■ Goal of the exercise: Keep only the lines where "Countries" appears.

(Dataset items)

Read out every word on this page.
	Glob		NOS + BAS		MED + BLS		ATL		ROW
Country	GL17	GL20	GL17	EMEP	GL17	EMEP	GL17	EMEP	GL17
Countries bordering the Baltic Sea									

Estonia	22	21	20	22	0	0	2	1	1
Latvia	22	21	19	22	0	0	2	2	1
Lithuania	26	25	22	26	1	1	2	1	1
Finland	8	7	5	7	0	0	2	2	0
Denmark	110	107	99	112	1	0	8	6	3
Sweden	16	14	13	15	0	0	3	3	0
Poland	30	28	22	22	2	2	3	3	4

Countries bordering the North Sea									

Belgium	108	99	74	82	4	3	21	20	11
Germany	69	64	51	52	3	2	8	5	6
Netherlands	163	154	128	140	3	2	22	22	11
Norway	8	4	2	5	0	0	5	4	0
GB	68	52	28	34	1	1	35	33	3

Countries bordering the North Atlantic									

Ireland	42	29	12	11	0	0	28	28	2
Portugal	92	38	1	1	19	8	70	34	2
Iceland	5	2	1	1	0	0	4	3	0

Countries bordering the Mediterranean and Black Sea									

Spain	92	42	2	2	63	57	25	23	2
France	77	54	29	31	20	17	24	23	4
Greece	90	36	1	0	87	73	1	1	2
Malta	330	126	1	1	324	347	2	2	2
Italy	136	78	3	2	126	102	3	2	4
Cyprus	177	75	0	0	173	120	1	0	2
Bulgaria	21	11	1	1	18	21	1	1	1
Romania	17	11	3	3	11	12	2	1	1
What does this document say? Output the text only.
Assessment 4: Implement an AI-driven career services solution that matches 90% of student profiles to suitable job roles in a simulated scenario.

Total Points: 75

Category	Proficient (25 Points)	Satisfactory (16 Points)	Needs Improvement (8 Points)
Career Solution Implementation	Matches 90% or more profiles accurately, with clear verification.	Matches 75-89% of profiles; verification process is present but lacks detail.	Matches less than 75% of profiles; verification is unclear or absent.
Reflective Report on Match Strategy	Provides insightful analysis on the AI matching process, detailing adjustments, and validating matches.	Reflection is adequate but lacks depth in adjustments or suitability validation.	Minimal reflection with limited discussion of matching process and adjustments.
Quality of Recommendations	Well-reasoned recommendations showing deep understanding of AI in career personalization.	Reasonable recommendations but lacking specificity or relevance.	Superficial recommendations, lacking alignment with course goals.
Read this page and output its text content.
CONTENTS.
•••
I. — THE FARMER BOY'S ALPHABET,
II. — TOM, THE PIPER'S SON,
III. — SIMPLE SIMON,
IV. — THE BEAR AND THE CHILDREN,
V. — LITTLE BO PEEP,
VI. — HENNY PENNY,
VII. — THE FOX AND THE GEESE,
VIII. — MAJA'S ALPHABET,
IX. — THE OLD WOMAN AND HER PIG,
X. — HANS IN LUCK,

■ Full response:
Countries bordering the Baltic Sea									
Countries bordering the North Sea									
Countries bordering the North Atlantic									
Countries bordering the Mediterranean and Black Sea									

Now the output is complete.